Stated task:
Restate all of the data exactly.

Figure data in JSON:
□ □ □

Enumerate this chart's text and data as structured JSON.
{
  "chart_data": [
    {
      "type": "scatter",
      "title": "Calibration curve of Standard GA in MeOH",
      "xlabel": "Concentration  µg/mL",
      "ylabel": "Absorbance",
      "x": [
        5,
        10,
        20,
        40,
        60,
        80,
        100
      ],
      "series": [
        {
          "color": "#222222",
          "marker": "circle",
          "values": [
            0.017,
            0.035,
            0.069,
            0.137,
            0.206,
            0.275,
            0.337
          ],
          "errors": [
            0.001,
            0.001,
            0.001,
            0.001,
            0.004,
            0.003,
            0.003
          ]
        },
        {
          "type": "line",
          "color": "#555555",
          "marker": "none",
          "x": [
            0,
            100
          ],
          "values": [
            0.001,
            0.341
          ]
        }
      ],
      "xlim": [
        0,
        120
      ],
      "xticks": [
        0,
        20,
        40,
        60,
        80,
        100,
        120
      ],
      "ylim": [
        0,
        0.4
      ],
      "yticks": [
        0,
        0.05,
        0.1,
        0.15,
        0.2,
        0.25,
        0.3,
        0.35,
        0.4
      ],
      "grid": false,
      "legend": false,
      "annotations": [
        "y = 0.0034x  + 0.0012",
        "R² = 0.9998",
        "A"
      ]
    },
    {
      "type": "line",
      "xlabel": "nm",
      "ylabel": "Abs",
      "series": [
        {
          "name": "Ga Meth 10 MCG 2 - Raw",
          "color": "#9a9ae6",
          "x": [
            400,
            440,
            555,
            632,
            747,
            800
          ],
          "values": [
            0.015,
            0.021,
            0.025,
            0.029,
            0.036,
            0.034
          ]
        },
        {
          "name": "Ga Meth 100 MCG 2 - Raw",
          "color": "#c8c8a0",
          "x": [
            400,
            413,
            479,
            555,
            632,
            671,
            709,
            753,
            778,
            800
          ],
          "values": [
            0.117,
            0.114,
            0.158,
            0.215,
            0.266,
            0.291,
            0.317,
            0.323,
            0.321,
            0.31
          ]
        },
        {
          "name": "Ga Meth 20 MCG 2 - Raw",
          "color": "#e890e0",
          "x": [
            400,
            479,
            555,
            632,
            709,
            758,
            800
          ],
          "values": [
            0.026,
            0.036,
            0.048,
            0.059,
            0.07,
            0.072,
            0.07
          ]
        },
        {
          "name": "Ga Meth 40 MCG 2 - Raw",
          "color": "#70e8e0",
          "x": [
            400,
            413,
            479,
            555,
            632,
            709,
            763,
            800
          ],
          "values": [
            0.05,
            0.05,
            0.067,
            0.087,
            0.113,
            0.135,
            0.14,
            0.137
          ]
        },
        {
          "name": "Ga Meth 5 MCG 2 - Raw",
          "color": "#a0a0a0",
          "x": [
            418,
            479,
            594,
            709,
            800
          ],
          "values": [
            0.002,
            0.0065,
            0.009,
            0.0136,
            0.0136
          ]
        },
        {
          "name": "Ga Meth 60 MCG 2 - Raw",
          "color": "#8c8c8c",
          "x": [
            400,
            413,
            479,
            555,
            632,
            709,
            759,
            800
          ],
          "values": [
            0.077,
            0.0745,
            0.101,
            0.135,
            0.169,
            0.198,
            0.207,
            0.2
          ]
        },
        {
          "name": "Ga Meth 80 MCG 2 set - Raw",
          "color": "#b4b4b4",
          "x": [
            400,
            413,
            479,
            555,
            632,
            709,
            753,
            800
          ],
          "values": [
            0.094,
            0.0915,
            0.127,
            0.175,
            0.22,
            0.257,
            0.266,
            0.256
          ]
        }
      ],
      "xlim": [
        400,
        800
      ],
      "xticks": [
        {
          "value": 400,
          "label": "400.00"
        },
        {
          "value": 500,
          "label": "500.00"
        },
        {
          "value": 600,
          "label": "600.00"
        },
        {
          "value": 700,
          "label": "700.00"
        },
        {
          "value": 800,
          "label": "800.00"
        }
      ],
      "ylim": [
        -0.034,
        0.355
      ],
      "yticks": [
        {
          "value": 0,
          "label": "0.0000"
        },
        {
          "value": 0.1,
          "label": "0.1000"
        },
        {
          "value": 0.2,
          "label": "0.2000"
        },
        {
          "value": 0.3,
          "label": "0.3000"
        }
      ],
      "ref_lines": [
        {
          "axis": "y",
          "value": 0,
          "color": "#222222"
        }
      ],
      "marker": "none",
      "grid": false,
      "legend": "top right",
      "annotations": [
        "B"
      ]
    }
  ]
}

□ □ □

Output below:
Enumerate this chart's text and data as structured JSON.
{
  "chart_data": [
    {
      "type": "scatter",
      "title": "Calibration curve of Standard GA in MeOH",
      "xlabel": "Concentration  µg/mL",
      "ylabel": "Absorbance",
      "x": [
        5,
        10,
        20,
        40,
        60,
        80,
        100
      ],
      "series": [
        {
          "color": "#222222",
          "marker": "circle",
          "values": [
            0.017,
            0.035,
            0.069,
            0.137,
            0.206,
            0.275,
            0.337
          ],
          "errors": [
            0.001,
            0.001,
            0.001,
            0.001,
            0.004,
            0.003,
            0.003
          ]
        },
        {
          "type": "line",
          "color": "#555555",
          "marker": "none",
          "x": [
            0,
            100
          ],
          "values": [
            0.001,
            0.341
          ]
        }
      ],
      "xlim": [
        0,
        120
      ],
      "xticks": [
        0,
        20,
        40,
        60,
        80,
        100,
        120
      ],
      "ylim": [
        0,
        0.4
      ],
      "yticks": [
        0,
        0.05,
        0.1,
        0.15,
        0.2,
        0.25,
        0.3,
        0.35,
        0.4
      ],
      "grid": false,
      "legend": false,
      "annotations": [
        "y = 0.0034x  + 0.0012",
        "R² = 0.9998",
        "A"
      ]
    },
    {
      "type": "line",
      "xlabel": "nm",
      "ylabel": "Abs",
      "series": [
        {
          "name": "Ga Meth 10 MCG 2 - Raw",
          "color": "#9a9ae6",
          "x": [
            400,
            440,
            555,
            632,
            747,
            800
          ],
          "values": [
            0.015,
            0.021,
            0.025,
            0.029,
            0.036,
            0.034
          ]
        },
        {
          "name": "Ga Meth 100 MCG 2 - Raw",
          "color": "#c8c8a0",
          "x": [
            400,
            413,
            479,
            555,
            632,
            671,
            709,
            753,
            778,
            800
          ],
          "values": [
            0.117,
            0.114,
            0.158,
            0.215,
            0.266,
            0.291,
            0.317,
            0.323,
            0.321,
            0.31
          ]
        },
        {
          "name": "Ga Meth 20 MCG 2 - Raw",
          "color": "#e890e0",
          "x": [
            400,
            479,
            555,
            632,
            709,
            758,
            800
          ],
          "values": [
            0.026,
            0.036,
            0.048,
            0.059,
            0.07,
            0.072,
            0.07
          ]
        },
        {
          "name": "Ga Meth 40 MCG 2 - Raw",
          "color": "#70e8e0",
          "x": [
            400,
            413,
            479,
            555,
            632,
            709,
            763,
            800
          ],
          "values": [
            0.05,
            0.05,
            0.067,
            0.087,
            0.113,
            0.135,
            0.14,
            0.137
          ]
        },
        {
          "name": "Ga Meth 5 MCG 2 - Raw",
          "color": "#a0a0a0",
          "x": [
            418,
            479,
            594,
            709,
            800
          ],
          "values": [
            0.002,
            0.0065,
            0.009,
            0.0136,
            0.0136
          ]
        },
        {
          "name": "Ga Meth 60 MCG 2 - Raw",
          "color": "#8c8c8c",
          "x": [
            400,
            413,
            479,
            555,
            632,
            709,
            759,
            800
          ],
          "values": [
            0.077,
            0.0745,
            0.101,
            0.135,
            0.169,
            0.198,
            0.207,
            0.2
          ]
        },
        {
          "name": "Ga Meth 80 MCG 2 set - Raw",
          "color": "#b4b4b4",
          "x": [
            400,
            413,
            479,
            555,
            632,
            709,
            753,
            800
          ],
          "values": [
            0.094,
            0.0915,
            0.127,
            0.175,
            0.22,
            0.257,
            0.266,
            0.256
          ]
        }
      ],
      "xlim": [
        400,
        800
      ],
      "xticks": [
        {
          "value": 400,
          "label": "400.00"
        },
        {
          "value": 500,
          "label": "500.00"
        },
        {
          "value": 600,
          "label": "600.00"
        },
        {
          "value": 700,
          "label": "700.00"
        },
        {
          "value": 800,
          "label": "800.00"
        }
      ],
      "ylim": [
        -0.034,
        0.355
      ],
      "yticks": [
        {
          "value": 0,
          "label": "0.0000"
        },
        {
          "value": 0.1,
          "label": "0.1000"
        },
        {
          "value": 0.2,
          "label": "0.2000"
        },
        {
          "value": 0.3,
          "label": "0.3000"
        }
      ],
      "ref_lines": [
        {
          "axis": "y",
          "value": 0,
          "color": "#222222"
        }
      ],
      "marker": "none",
      "grid": false,
      "legend": "top right",
      "annotations": [
        "B"
      ]
    }
  ]
}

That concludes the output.